WHAT YOU SHOULD DO -
Return each entry exactly, with none missing.
________________________________________
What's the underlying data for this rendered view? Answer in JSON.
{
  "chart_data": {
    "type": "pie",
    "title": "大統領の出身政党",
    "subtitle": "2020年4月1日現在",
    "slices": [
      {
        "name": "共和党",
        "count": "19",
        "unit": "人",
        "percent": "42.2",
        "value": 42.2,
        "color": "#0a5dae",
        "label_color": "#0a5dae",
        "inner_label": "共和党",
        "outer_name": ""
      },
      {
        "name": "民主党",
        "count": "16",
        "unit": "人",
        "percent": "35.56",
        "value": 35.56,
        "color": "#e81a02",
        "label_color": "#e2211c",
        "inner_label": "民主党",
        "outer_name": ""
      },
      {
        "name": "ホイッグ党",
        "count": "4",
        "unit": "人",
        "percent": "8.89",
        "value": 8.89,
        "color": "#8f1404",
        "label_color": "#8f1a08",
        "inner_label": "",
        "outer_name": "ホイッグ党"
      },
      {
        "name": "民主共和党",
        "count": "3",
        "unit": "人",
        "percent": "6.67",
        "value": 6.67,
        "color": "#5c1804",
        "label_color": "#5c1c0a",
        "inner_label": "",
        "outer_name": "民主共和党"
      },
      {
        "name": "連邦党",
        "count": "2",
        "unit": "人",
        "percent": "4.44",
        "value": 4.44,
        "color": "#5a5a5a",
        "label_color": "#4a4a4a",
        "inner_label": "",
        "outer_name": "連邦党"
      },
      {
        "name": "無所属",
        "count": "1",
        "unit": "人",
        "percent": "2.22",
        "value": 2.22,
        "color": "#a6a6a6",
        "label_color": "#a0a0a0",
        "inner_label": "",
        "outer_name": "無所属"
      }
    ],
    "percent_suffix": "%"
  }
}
________________________________________
FINAL RESULT -
What's the underlying data for this rendered view? Answer in JSON.
{
  "chart_data": {
    "type": "pie",
    "title": "大統領の出身政党",
    "subtitle": "2020年4月1日現在",
    "slices": [
      {
        "name": "共和党",
        "count": "19",
        "unit": "人",
        "percent": "42.2",
        "value": 42.2,
        "color": "#0a5dae",
        "label_color": "#0a5dae",
        "inner_label": "共和党",
        "outer_name": ""
      },
      {
        "name": "民主党",
        "count": "16",
        "unit": "人",
        "percent": "35.56",
        "value": 35.56,
        "color": "#e81a02",
        "label_color": "#e2211c",
        "inner_label": "民主党",
        "outer_name": ""
      },
      {
        "name": "ホイッグ党",
        "count": "4",
        "unit": "人",
        "percent": "8.89",
        "value": 8.89,
        "color": "#8f1404",
        "label_color": "#8f1a08",
        "inner_label": "",
        "outer_name": "ホイッグ党"
      },
      {
        "name": "民主共和党",
        "count": "3",
        "unit": "人",
        "percent": "6.67",
        "value": 6.67,
        "color": "#5c1804",
        "label_color": "#5c1c0a",
        "inner_label": "",
        "outer_name": "民主共和党"
      },
      {
        "name": "連邦党",
        "count": "2",
        "unit": "人",
        "percent": "4.44",
        "value": 4.44,
        "color": "#5a5a5a",
        "label_color": "#4a4a4a",
        "inner_label": "",
        "outer_name": "連邦党"
      },
      {
        "name": "無所属",
        "count": "1",
        "unit": "人",
        "percent": "2.22",
        "value": 2.22,
        "color": "#a6a6a6",
        "label_color": "#a0a0a0",
        "inner_label": "",
        "outer_name": "無所属"
      }
    ],
    "percent_suffix": "%"
  }
}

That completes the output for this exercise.